Stored data:
-- begin --

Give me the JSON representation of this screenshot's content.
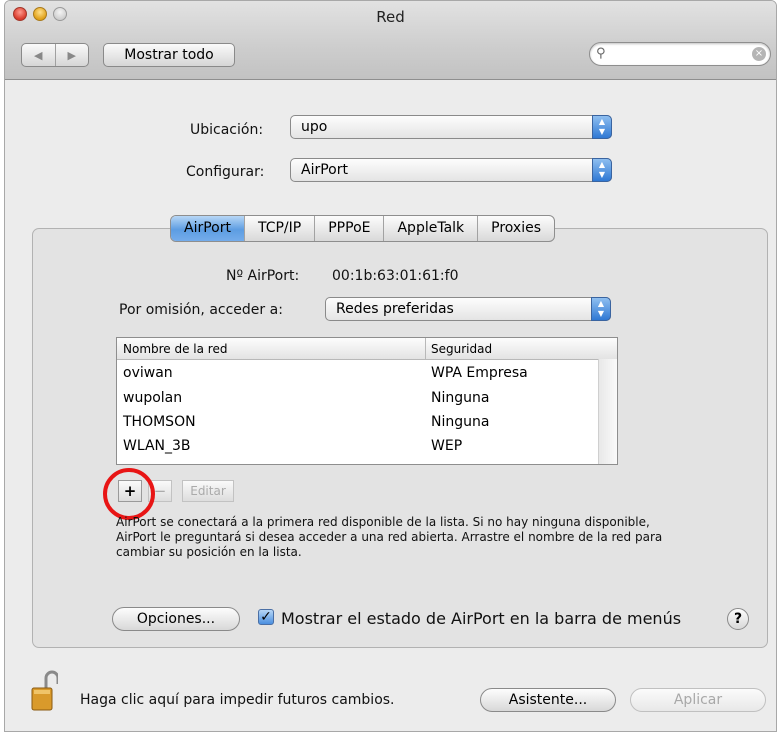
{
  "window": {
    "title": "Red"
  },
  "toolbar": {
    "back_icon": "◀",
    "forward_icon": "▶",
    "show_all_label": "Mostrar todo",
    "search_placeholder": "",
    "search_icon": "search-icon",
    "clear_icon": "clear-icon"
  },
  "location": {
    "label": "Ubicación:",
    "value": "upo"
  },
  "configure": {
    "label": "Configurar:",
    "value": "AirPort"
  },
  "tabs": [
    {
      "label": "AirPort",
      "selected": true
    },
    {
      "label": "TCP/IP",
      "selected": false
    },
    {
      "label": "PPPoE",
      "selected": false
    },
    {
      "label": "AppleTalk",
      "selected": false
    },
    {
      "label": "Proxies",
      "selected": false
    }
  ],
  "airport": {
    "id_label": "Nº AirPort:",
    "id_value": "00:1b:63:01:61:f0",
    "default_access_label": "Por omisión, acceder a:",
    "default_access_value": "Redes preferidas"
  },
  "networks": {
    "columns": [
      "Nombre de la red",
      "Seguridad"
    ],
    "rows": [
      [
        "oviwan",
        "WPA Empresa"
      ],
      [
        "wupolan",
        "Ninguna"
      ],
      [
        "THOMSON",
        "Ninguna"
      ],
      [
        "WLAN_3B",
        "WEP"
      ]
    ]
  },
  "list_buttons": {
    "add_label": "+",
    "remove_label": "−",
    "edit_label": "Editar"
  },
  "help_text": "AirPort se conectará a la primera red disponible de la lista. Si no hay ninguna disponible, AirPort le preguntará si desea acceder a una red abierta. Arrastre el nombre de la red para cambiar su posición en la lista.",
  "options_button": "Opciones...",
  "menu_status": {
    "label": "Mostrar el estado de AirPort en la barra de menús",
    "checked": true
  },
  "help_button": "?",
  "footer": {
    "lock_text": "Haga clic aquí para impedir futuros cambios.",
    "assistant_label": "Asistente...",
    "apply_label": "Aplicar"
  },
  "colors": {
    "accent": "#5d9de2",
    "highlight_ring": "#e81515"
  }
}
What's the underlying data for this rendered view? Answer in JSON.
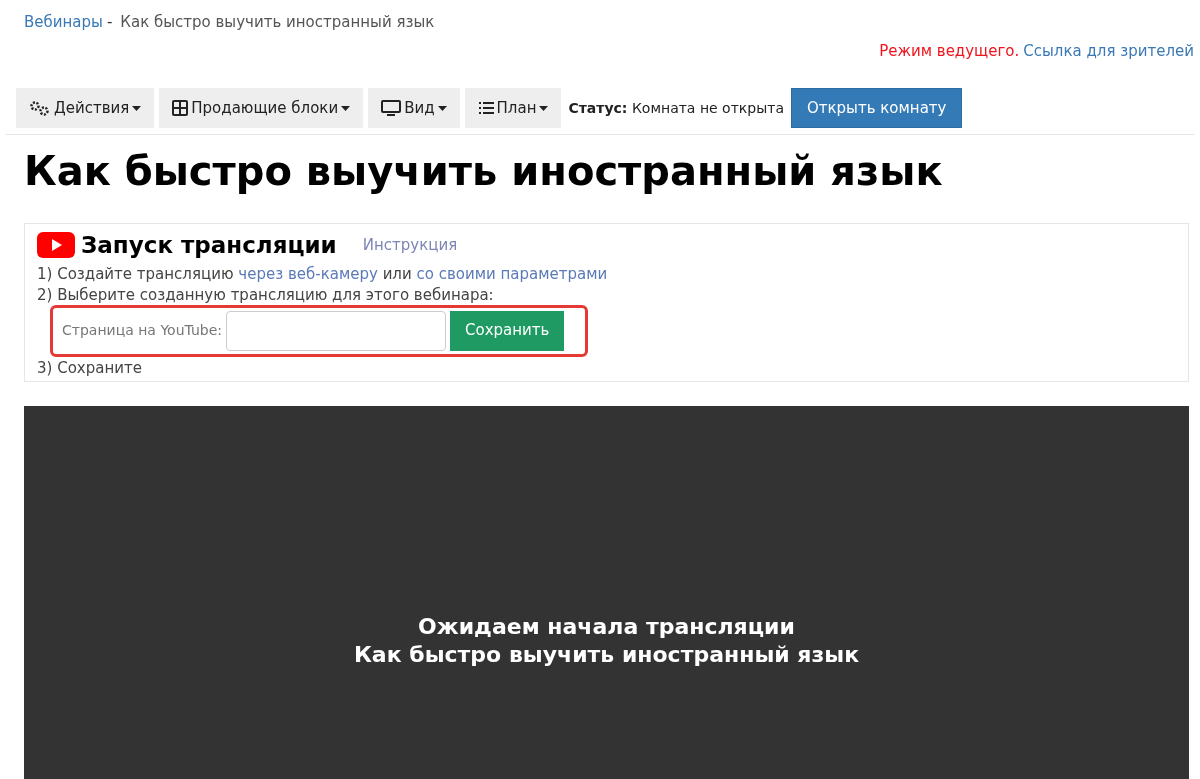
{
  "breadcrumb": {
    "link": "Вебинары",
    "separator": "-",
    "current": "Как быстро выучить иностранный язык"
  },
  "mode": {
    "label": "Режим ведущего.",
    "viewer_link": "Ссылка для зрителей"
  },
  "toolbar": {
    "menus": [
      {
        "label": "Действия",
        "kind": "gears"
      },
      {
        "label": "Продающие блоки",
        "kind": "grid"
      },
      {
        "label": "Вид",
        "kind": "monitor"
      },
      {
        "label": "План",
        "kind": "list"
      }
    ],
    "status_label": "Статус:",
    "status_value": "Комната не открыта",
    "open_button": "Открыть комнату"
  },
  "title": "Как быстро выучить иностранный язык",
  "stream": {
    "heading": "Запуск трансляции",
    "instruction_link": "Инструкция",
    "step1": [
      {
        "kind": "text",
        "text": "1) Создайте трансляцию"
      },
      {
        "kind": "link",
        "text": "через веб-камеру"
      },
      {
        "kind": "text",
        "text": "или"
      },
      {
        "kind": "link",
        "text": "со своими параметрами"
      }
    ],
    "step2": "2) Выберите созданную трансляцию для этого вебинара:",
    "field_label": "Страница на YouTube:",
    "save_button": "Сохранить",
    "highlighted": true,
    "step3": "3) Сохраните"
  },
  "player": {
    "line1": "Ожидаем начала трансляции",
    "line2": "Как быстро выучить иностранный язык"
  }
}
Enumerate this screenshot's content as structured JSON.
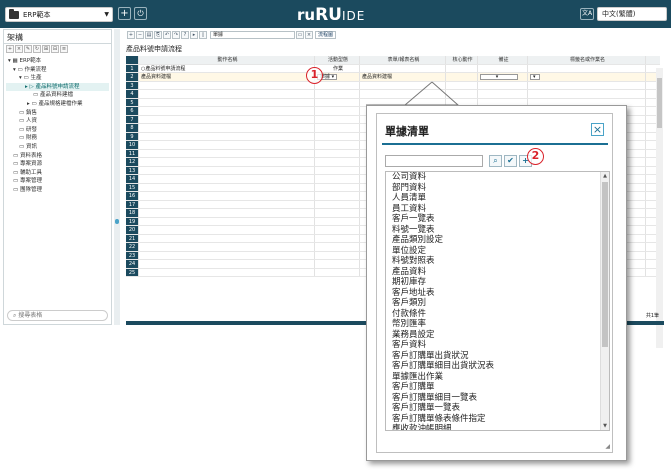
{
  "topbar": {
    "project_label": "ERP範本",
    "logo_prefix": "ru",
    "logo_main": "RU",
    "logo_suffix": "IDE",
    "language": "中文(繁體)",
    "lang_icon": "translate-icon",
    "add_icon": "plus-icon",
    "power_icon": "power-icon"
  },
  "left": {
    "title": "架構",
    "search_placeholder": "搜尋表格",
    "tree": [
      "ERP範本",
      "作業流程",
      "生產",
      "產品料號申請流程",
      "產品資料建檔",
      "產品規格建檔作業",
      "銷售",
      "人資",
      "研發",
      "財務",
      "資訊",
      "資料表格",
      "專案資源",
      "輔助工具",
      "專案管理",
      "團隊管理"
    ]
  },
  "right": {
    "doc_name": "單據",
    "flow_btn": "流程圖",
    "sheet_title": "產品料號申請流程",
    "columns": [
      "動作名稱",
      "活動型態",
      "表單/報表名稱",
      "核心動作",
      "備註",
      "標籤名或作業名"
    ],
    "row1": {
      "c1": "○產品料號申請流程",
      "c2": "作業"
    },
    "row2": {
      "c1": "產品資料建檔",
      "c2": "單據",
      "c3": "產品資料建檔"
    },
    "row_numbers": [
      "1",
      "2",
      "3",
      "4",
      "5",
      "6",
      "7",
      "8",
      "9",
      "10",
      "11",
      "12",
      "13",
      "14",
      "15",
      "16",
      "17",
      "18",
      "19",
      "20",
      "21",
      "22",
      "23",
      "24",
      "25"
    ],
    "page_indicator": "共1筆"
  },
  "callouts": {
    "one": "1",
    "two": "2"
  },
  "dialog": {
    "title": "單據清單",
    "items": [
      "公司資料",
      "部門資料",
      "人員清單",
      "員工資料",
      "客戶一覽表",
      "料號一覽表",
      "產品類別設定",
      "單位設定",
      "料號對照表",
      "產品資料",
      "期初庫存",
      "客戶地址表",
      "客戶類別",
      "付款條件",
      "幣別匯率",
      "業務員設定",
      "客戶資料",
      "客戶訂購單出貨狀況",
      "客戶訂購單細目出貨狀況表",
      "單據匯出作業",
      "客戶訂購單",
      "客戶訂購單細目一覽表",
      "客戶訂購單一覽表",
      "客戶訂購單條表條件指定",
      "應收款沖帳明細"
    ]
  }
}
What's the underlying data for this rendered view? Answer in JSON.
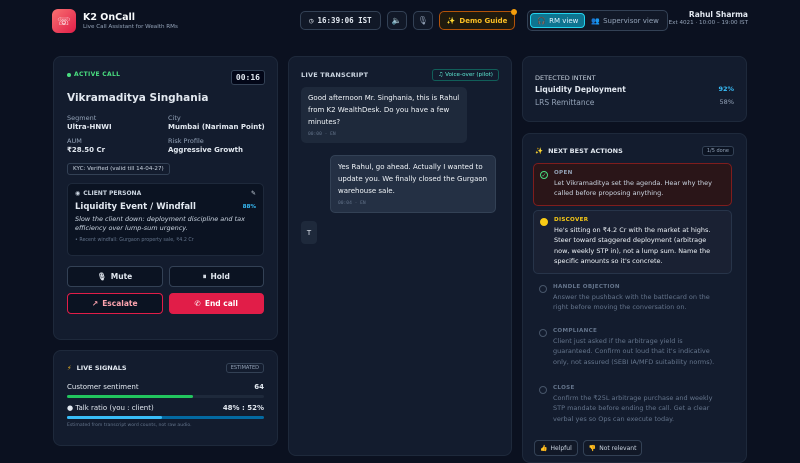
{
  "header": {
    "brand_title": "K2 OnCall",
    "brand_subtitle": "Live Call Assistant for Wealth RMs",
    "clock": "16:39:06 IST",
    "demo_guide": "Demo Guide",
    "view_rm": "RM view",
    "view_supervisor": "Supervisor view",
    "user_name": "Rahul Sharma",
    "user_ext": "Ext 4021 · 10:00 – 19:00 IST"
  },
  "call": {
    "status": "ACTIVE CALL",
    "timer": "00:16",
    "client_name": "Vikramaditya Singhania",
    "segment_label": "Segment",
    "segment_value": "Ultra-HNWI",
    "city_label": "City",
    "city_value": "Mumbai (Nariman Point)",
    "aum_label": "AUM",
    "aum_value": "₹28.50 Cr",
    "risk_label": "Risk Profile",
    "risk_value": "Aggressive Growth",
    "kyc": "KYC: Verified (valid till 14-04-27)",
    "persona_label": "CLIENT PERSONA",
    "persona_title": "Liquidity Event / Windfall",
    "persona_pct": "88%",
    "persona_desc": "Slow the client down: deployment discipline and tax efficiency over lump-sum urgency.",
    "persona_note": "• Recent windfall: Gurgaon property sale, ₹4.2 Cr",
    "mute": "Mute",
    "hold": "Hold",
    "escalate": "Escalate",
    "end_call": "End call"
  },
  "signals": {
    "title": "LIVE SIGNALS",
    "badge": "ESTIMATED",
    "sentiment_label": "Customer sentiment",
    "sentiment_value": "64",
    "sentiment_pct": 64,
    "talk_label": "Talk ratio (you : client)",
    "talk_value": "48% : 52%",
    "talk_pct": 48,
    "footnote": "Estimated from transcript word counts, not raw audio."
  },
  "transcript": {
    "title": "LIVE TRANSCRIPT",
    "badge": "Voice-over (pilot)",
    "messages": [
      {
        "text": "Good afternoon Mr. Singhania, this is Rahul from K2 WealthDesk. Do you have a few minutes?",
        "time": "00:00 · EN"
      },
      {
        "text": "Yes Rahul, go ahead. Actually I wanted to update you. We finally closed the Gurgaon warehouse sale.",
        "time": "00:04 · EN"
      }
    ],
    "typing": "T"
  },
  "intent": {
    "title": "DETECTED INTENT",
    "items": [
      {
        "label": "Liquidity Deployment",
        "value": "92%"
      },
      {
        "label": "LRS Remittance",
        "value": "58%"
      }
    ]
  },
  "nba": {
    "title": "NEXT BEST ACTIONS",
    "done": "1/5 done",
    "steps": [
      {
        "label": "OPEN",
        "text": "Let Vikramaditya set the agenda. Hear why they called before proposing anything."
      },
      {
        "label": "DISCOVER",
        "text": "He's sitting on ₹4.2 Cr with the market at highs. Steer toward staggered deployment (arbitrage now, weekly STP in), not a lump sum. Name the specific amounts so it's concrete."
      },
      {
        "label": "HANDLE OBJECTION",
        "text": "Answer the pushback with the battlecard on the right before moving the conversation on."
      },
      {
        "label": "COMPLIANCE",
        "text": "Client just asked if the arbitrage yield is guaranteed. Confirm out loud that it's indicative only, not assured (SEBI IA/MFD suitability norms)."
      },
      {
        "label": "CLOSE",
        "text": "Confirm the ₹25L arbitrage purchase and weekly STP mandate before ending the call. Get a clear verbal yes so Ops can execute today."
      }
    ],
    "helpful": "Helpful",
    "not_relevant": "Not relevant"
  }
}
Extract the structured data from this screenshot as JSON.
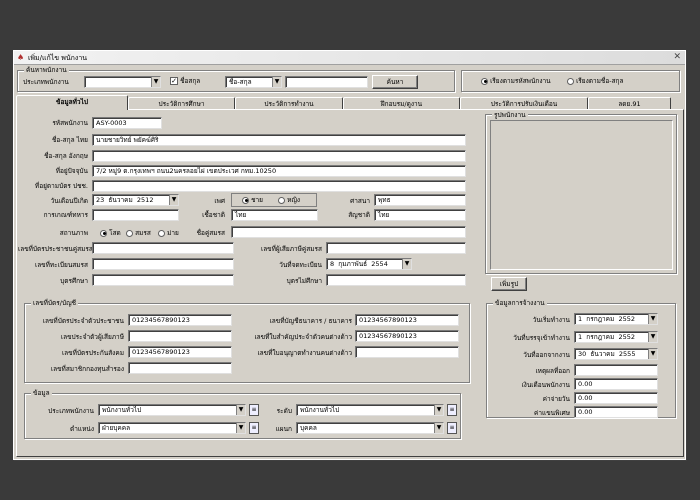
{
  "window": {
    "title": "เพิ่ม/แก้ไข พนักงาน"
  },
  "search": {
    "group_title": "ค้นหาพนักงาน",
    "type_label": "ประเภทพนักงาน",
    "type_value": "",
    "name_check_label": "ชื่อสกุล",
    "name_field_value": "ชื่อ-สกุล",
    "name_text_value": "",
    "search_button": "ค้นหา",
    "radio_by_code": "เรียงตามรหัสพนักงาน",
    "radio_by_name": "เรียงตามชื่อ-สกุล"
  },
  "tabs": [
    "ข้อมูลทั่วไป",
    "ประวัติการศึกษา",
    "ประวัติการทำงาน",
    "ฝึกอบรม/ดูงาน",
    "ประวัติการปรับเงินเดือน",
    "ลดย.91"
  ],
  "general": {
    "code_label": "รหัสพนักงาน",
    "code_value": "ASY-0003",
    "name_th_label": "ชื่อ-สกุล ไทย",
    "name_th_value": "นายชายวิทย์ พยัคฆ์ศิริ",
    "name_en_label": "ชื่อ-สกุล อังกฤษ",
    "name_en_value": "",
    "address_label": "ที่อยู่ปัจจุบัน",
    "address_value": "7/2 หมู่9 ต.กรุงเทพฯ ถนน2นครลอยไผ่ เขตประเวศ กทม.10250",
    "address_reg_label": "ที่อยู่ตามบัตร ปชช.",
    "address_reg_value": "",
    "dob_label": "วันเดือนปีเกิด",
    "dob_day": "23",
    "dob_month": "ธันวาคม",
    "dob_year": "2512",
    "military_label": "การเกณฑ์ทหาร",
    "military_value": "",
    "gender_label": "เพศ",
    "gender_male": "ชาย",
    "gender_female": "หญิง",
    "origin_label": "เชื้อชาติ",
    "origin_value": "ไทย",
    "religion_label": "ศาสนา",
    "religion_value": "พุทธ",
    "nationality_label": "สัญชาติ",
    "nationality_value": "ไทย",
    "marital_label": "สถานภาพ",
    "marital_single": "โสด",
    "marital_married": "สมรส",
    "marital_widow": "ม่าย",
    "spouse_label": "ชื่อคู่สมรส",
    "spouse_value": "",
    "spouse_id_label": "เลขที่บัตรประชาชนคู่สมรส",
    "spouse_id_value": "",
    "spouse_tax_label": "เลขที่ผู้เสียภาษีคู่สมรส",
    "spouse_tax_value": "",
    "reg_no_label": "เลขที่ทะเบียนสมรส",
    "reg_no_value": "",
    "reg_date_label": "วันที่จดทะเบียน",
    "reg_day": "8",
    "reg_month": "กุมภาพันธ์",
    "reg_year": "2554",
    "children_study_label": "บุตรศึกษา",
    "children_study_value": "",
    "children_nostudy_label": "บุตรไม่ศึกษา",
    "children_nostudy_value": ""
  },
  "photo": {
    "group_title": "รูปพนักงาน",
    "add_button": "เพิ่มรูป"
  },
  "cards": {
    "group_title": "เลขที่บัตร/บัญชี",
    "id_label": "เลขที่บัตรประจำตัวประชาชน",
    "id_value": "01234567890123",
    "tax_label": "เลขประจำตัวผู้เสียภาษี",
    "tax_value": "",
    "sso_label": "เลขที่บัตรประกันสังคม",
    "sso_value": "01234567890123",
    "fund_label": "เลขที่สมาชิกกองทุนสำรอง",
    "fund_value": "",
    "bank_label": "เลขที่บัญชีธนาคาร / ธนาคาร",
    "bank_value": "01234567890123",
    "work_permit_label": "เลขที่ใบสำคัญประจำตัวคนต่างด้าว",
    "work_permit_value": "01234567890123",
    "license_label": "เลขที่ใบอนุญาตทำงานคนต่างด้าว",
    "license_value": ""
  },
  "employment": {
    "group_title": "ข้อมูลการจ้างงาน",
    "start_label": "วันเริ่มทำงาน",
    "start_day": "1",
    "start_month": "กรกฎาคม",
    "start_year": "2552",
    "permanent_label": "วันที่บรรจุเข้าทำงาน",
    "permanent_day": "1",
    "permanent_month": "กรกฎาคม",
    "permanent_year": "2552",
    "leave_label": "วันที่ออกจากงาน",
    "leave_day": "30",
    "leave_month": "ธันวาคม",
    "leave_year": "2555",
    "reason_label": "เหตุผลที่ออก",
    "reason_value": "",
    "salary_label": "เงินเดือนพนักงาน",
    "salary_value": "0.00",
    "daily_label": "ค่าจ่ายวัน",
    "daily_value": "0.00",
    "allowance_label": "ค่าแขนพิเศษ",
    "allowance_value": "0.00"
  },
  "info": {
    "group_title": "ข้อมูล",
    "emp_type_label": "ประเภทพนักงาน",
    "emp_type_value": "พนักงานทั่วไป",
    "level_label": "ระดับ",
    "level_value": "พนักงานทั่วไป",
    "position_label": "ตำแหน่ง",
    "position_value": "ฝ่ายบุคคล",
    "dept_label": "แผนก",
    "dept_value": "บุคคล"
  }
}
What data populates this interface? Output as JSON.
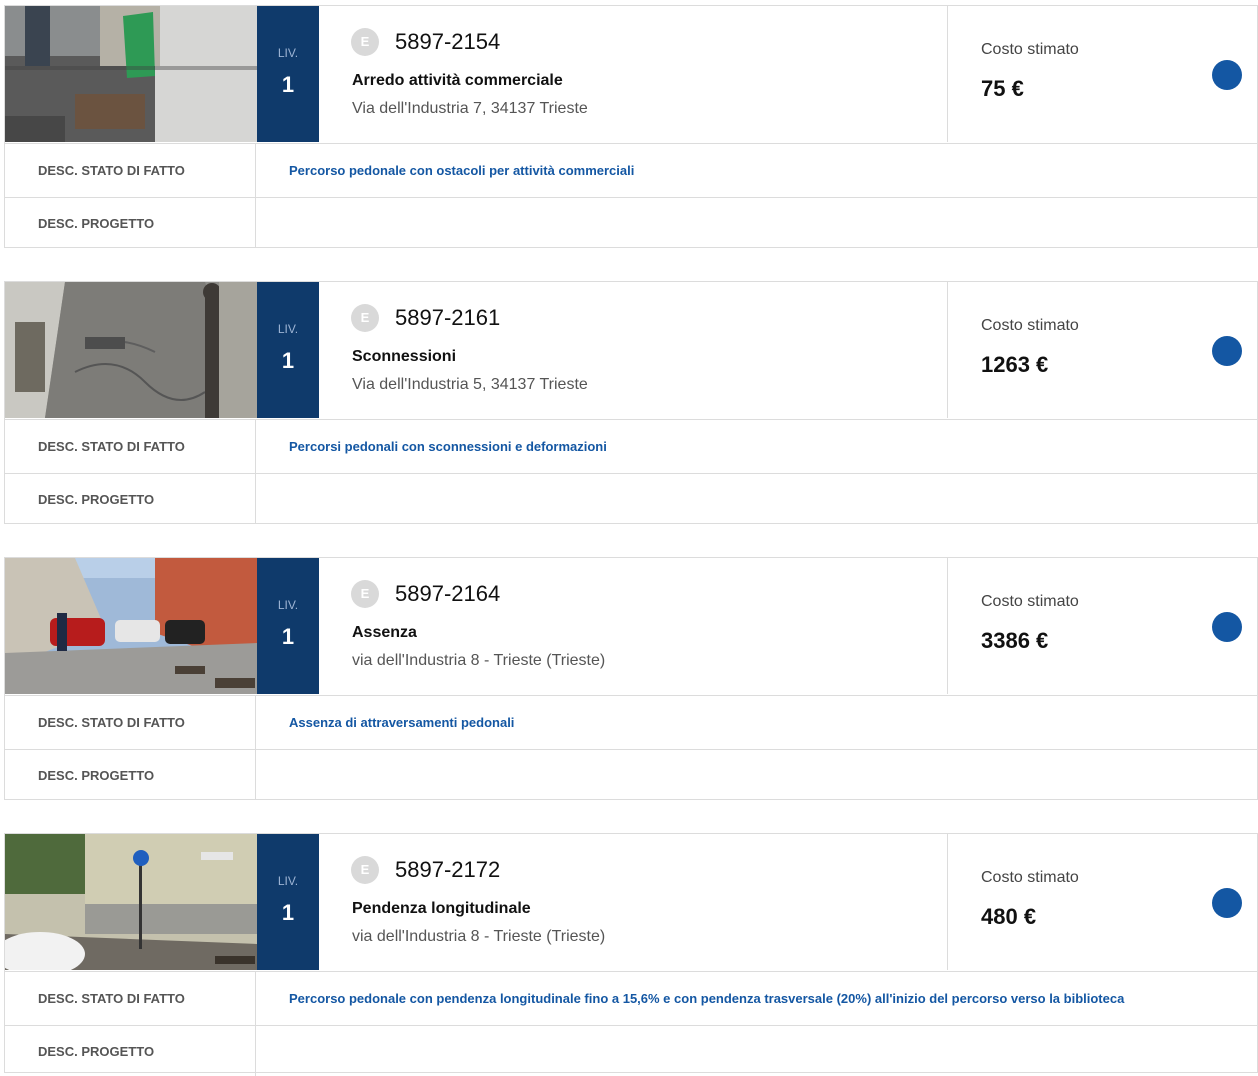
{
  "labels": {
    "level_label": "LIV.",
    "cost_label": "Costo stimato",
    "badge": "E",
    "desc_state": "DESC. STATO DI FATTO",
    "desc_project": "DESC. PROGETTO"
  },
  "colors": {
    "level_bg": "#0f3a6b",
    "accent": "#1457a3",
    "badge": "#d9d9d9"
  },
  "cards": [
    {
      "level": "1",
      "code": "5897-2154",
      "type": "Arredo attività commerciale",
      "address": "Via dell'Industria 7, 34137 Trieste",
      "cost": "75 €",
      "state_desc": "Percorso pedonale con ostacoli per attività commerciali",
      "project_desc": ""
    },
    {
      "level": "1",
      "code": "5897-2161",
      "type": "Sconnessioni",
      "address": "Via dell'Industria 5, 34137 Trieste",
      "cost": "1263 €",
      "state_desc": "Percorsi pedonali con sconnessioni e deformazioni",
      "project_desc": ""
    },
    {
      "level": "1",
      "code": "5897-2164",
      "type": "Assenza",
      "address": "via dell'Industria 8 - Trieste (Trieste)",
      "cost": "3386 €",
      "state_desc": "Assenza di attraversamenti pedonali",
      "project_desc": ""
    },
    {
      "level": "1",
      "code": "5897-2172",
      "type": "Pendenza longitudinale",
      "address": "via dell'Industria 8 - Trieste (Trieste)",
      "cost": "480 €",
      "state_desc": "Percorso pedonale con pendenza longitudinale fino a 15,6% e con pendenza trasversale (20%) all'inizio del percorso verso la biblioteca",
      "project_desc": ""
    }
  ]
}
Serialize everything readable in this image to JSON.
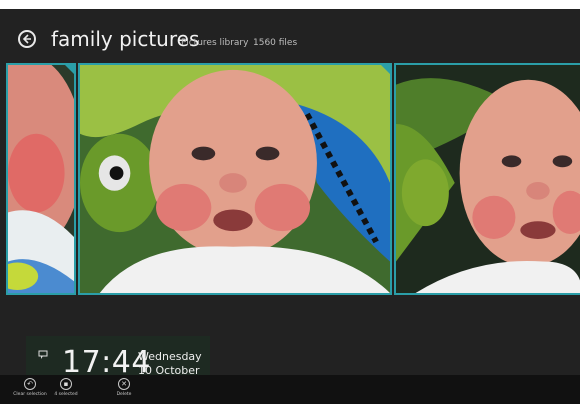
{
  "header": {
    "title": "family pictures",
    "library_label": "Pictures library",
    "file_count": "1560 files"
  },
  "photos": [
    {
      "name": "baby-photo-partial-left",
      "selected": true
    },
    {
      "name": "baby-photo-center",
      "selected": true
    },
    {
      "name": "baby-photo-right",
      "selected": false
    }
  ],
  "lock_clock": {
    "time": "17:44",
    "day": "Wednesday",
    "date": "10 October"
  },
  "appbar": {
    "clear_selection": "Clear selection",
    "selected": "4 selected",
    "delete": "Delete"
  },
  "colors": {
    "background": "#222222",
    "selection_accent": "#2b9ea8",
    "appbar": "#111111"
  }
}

-- end --

Go through the material and copy out every line with "baby" in it.

      "name": "baby-photo-partial-left",
      "name": "baby-photo-center",
      "name": "baby-photo-right",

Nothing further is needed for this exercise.